**Short task 1**
Please return the part of the green McMansions text from "On the other" up to and including "overlooking Central Park.", copied word for word.

Green McMansions - good or bad?

It’s usually the film stars you hear about, but the majority are simply rich people who have gotten the Green Fever.
They build huge homes with reflectors aimed at water towers and horizontal windmills to power the 10 guest bathroom jacuzis.
On the one hand, if rich people don’t start using these speciality items, nobody will, because the initial adopter price curve is so steep.
On the other hand, of course, if they just settled for an overpriced luxury flat overlooking Central Park then their carbon footprint would be reduced to near-normal.

Another argument in favor is that most of these people would have a regular McMansion if they couldn’t have a green McMansion. They don’t want to live in an overpriced luxury flat overlooking Central Park.

“Going green” isn’t an all-or-nothing thing, and it’s not going to appeal to many people if it is presented as one. If people think you have to live in a tiny walk-up apartment and use a bicycle to get around to be “green”, you’re not going to get many people doing that, and the overall effect on the environment will be small. But if you get lots of people to make some small change, the cumulative effect on the environment can be greater than the effect of a few people going totally green. It’s hard to sell people on the idea of moving into tiny apartments from large houses and giving up their cars. It’s much easier to convince a lot more of them to switch to more energy-efficient light bulbs or hybrid cars.

**Short task 2**
Rewrite the rows in the first block as a JSON list of strings, one string per line, from the line with "Segment this screenshot: for" up to and including the line with "y-axis-label: New Cases xyxy=(27,270,49,374)", leaving out any blank lines.

**Listing**
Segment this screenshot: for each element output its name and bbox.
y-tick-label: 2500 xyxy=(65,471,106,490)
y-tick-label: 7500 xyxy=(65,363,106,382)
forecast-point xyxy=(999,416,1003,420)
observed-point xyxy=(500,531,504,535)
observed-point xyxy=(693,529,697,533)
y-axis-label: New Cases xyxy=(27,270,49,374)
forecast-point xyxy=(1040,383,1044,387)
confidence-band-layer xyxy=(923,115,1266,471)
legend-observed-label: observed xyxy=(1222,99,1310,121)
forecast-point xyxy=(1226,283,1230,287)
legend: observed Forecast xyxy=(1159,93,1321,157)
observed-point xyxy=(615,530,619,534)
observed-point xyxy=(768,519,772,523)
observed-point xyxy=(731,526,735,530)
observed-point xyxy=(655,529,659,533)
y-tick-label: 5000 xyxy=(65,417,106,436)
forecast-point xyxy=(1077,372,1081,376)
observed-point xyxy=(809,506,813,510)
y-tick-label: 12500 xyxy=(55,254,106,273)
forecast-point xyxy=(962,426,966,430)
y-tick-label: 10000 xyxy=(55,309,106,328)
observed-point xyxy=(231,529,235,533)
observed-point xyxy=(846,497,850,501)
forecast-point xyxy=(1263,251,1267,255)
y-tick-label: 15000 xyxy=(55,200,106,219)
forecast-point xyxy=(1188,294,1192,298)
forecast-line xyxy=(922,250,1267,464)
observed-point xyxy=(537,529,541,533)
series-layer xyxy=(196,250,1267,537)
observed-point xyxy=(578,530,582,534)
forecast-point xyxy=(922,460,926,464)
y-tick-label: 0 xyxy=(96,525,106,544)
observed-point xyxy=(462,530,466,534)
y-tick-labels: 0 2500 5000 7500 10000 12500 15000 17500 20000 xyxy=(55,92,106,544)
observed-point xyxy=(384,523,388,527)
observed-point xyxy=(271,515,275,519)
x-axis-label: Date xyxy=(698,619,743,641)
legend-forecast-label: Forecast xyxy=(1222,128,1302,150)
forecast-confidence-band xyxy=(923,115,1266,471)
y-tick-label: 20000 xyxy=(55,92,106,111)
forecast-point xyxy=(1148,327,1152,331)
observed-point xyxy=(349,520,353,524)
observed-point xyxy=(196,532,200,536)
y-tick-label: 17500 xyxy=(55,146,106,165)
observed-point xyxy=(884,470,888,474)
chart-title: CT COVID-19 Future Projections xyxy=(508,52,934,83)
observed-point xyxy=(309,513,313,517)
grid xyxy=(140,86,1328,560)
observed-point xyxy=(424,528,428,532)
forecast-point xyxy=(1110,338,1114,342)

* * *

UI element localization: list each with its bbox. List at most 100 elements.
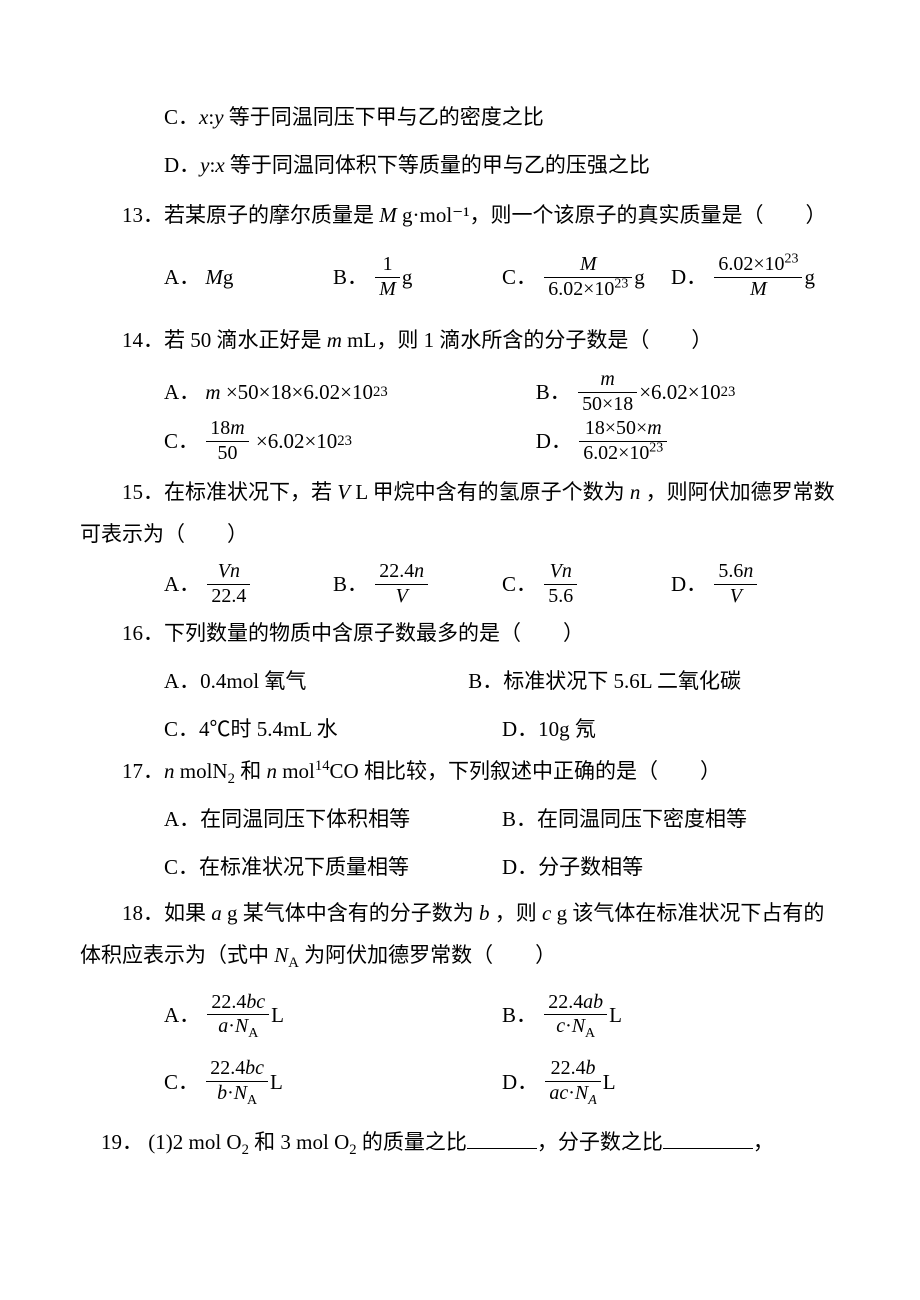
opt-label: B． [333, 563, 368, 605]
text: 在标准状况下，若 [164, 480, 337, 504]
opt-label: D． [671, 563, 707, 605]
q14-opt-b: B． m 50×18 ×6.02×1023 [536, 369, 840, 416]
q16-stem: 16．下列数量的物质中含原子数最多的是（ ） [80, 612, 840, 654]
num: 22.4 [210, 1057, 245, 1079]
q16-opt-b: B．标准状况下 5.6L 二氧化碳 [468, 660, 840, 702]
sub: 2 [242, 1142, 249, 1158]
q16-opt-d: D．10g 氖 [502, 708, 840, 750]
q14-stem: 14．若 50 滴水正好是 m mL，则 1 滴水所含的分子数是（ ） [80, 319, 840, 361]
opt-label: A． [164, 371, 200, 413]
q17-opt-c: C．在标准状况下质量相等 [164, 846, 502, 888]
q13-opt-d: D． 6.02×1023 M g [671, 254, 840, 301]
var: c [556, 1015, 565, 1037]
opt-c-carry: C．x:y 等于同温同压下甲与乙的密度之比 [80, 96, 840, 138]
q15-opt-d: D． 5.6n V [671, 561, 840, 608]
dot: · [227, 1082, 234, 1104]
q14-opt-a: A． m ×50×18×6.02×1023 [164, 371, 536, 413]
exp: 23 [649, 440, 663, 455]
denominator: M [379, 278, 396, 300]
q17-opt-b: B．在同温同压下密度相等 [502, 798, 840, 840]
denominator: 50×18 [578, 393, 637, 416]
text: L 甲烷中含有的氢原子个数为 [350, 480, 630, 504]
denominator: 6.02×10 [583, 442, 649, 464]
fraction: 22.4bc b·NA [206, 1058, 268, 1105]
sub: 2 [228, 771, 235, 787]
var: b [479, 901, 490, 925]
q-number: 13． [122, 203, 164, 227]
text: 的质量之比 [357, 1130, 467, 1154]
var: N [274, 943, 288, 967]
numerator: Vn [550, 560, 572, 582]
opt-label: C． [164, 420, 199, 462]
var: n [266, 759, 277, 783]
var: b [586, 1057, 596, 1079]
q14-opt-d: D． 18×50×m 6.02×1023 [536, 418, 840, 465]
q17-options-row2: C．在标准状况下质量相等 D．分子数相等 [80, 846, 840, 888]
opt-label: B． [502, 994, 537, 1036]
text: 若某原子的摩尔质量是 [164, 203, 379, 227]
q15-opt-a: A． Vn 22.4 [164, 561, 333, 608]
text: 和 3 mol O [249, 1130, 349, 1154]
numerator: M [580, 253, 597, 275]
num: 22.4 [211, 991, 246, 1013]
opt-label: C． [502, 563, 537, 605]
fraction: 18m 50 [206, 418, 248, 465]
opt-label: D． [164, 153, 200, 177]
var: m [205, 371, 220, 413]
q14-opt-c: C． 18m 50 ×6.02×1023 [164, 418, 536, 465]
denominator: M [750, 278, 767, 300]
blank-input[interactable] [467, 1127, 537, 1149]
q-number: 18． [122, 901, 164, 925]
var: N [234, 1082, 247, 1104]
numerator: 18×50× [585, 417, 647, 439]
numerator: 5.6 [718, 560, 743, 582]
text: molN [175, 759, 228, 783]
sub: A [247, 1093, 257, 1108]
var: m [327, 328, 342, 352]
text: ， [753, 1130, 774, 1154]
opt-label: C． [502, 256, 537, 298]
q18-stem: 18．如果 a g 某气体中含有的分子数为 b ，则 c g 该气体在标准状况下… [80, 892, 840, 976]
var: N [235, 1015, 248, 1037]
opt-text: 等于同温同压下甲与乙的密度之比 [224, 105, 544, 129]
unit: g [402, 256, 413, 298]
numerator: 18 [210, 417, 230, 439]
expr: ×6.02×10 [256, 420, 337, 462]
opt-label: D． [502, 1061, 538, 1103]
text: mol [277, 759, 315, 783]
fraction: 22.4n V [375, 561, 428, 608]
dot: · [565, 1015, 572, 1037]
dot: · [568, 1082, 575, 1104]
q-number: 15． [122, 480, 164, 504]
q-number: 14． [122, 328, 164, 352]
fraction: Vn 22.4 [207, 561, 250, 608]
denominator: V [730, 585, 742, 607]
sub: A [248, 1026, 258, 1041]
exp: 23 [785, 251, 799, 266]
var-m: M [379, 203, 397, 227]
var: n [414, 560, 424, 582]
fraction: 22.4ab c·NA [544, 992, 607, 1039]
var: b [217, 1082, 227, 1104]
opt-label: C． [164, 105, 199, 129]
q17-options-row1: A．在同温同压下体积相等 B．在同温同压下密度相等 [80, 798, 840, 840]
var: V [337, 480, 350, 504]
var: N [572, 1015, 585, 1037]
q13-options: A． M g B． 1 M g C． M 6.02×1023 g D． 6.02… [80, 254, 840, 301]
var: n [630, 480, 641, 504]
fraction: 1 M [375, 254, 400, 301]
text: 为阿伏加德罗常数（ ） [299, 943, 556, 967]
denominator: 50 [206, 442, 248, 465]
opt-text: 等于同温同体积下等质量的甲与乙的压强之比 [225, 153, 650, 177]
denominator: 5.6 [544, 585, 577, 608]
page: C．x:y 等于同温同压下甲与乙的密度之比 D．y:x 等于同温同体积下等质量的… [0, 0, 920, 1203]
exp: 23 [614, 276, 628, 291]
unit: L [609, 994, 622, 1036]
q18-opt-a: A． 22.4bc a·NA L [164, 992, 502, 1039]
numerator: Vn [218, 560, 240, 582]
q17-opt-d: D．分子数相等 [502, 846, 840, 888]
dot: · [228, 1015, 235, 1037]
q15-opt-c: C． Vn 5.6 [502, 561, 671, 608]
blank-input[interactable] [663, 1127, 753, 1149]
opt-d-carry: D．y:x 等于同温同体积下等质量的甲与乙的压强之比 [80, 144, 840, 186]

**Task answer 1**
On the other hand, of course, if they just settled for an overpriced luxury flat overlooking Central Park then their carbon footprint would be reduced to near-normal.

Another argument in favor is that most of these people would have a regular McMansion if they couldn’t have a green McMansion. They don’t want to live in an overpriced luxury flat overlooking Central Park.

**Task answer 2**
[
  "Segment this screenshot: for each element output its name and bbox.",
  "y-tick-label: 2500 xyxy=(65,471,106,490)",
  "y-tick-label: 7500 xyxy=(65,363,106,382)",
  "forecast-point xyxy=(999,416,1003,420)",
  "observed-point xyxy=(500,531,504,535)",
  "observed-point xyxy=(693,529,697,533)",
  "y-axis-label: New Cases xyxy=(27,270,49,374)"
]